— BEGIN —

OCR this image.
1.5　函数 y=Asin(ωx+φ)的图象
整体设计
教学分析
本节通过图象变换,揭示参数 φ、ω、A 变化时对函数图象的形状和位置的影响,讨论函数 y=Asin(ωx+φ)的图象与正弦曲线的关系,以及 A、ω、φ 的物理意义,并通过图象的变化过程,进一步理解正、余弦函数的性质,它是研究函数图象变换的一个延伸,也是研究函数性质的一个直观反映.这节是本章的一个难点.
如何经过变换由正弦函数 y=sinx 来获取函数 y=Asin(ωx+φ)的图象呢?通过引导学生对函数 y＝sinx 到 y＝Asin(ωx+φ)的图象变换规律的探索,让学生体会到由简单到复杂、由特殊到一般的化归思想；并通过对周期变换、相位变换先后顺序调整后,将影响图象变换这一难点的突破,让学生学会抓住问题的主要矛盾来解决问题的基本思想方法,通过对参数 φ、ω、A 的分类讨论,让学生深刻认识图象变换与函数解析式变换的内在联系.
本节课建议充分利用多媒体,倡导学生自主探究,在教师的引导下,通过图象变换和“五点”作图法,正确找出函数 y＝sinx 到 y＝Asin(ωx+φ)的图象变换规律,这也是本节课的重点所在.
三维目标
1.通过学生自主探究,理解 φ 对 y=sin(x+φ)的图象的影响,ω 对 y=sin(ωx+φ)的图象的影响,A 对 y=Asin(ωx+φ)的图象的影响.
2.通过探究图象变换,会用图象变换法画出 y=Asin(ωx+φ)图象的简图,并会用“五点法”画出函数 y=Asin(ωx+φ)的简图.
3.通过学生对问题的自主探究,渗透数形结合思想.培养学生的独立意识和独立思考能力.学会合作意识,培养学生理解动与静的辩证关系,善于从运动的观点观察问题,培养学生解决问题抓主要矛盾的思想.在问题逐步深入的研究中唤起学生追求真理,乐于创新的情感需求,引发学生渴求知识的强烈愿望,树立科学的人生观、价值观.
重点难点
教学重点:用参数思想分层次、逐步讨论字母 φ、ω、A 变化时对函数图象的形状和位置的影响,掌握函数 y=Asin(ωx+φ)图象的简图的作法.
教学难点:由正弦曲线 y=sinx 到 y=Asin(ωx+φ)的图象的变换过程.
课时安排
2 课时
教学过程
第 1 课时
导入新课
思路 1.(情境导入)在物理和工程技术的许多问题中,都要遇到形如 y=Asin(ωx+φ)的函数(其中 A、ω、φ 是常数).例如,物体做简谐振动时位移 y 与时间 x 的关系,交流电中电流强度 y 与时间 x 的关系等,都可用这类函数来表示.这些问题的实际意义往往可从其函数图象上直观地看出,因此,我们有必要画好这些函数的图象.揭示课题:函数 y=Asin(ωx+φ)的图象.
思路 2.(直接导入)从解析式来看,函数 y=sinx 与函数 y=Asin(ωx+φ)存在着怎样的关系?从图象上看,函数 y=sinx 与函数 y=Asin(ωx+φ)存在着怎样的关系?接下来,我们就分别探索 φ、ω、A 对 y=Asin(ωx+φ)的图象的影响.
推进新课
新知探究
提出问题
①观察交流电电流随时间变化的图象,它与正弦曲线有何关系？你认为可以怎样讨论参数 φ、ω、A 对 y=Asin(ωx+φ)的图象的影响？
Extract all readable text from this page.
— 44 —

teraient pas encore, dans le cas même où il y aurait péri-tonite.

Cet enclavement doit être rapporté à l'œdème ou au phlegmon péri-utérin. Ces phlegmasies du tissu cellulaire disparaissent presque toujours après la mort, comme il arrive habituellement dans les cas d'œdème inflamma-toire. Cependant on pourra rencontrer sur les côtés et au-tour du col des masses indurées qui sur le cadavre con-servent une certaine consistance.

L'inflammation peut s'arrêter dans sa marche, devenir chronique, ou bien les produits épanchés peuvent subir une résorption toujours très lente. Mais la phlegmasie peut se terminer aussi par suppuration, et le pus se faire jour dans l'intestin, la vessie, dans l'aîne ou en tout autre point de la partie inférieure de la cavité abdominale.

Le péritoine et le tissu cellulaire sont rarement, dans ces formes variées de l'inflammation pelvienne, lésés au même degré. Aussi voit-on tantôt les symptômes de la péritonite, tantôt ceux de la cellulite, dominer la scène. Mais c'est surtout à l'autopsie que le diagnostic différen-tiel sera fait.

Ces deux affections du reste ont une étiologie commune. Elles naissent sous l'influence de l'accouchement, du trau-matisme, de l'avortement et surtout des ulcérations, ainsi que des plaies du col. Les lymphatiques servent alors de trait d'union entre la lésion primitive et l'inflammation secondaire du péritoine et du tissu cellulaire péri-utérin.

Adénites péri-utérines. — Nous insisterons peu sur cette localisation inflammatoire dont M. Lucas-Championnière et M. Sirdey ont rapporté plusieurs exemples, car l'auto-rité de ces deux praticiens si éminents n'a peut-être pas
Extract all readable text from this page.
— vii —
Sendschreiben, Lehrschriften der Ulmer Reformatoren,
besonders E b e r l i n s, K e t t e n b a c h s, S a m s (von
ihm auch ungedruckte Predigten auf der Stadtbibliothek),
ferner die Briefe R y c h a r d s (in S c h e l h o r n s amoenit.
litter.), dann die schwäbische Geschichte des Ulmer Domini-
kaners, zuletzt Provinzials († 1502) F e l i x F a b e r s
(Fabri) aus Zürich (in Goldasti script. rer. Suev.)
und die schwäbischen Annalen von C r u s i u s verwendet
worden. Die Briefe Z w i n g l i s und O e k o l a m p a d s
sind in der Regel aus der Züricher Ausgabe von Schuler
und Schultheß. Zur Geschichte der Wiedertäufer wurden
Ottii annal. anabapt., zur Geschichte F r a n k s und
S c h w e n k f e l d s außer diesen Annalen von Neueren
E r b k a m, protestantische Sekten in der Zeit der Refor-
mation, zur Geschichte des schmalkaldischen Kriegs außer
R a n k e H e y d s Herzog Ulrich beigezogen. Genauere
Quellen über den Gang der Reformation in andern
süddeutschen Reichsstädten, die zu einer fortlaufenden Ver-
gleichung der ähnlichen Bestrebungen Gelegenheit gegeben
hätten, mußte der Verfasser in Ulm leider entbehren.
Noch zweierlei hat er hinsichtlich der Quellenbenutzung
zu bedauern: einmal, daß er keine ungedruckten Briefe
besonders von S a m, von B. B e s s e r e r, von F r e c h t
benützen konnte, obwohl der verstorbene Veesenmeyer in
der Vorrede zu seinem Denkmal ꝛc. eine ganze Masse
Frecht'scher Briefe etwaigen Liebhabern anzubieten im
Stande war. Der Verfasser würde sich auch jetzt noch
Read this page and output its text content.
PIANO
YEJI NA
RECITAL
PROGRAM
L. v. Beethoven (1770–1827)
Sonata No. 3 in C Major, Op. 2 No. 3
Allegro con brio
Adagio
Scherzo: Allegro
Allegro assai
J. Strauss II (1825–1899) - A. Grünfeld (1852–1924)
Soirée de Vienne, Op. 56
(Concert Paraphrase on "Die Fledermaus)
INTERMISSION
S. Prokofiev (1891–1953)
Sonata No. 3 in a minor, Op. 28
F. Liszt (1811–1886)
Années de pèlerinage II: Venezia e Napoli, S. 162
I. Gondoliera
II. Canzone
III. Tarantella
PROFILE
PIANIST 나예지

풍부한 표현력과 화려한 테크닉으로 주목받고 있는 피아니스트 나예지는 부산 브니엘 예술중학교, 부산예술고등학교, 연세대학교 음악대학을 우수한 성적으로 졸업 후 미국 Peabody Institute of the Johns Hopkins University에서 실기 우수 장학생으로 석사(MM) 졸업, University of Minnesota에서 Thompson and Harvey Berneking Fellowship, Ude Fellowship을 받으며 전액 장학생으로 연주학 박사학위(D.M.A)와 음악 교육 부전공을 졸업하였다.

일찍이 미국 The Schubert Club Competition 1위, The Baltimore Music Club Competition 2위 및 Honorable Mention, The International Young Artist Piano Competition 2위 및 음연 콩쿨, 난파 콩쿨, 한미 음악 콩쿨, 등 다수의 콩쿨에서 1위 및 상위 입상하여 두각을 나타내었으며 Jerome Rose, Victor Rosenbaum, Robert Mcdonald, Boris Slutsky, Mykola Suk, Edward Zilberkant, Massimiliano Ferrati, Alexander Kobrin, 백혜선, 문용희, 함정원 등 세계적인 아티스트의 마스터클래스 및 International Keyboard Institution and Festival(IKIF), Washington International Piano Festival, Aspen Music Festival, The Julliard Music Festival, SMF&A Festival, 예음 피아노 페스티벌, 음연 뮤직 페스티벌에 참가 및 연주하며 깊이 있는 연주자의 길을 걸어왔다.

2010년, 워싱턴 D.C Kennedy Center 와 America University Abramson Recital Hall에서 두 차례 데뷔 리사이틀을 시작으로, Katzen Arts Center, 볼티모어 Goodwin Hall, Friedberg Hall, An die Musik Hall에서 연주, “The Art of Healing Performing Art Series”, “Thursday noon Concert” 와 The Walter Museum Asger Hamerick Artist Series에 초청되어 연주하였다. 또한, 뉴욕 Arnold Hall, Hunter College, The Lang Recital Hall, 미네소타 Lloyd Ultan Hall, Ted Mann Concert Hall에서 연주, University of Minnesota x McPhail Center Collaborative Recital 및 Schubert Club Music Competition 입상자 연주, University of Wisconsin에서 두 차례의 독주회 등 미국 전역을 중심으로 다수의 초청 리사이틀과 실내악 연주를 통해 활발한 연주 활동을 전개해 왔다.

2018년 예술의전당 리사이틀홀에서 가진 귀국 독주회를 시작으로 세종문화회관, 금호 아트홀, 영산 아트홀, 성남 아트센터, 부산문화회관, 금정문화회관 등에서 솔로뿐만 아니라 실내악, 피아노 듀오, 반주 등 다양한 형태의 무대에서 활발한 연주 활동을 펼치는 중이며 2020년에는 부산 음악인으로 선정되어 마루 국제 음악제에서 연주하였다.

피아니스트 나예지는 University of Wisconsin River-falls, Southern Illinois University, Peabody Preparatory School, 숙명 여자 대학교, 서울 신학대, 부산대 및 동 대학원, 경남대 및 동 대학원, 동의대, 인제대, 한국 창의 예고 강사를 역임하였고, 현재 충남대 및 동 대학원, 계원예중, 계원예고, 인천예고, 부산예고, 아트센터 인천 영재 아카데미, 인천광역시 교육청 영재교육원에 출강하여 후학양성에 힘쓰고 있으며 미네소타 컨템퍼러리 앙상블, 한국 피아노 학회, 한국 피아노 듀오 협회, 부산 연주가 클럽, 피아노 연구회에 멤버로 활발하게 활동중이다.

— END —

Stated exercise: Using the data above, copy each line that contains "Club".

Result:
일찍이 미국 The Schubert Club Competition 1위, The Baltimore Music Club Competition 2위 및 Honorable Mention, The International Young Artist Piano Competition 2위 및 음연 콩쿨, 난파 콩쿨, 한미 음악 콩쿨, 등 다수의 콩쿨에서 1위 및 상위 입상하여 두각을 나타내었으며 Jerome Rose, Victor Rosenbaum, Robert Mcdonald, Boris Slutsky, Mykola Suk, Edward Zilberkant, Massimiliano Ferrati, Alexander Kobrin, 백혜선, 문용희, 함정원 등 세계적인 아티스트의 마스터클래스 및 International Keyboard Institution and Festival(IKIF), Washington International Piano Festival, Aspen Music Festival, The Julliard Music Festival, SMF&A Festival, 예음 피아노 페스티벌, 음연 뮤직 페스티벌에 참가 및 연주하며 깊이 있는 연주자의 길을 걸어왔다.
2010년, 워싱턴 D.C Kennedy Center 와 America University Abramson Recital Hall에서 두 차례 데뷔 리사이틀을 시작으로, Katzen Arts Center, 볼티모어 Goodwin Hall, Friedberg Hall, An die Musik Hall에서 연주, “The Art of Healing Performing Art Series”, “Thursday noon Concert” 와 The Walter Museum Asger Hamerick Artist Series에 초청되어 연주하였다. 또한, 뉴욕 Arnold Hall, Hunter College, The Lang Recital Hall, 미네소타 Lloyd Ultan Hall, Ted Mann Concert Hall에서 연주, University of Minnesota x McPhail Center Collaborative Recital 및 Schubert Club Music Competition 입상자 연주, University of Wisconsin에서 두 차례의 독주회 등 미국 전역을 중심으로 다수의 초청 리사이틀과 실내악 연주를 통해 활발한 연주 활동을 전개해 왔다.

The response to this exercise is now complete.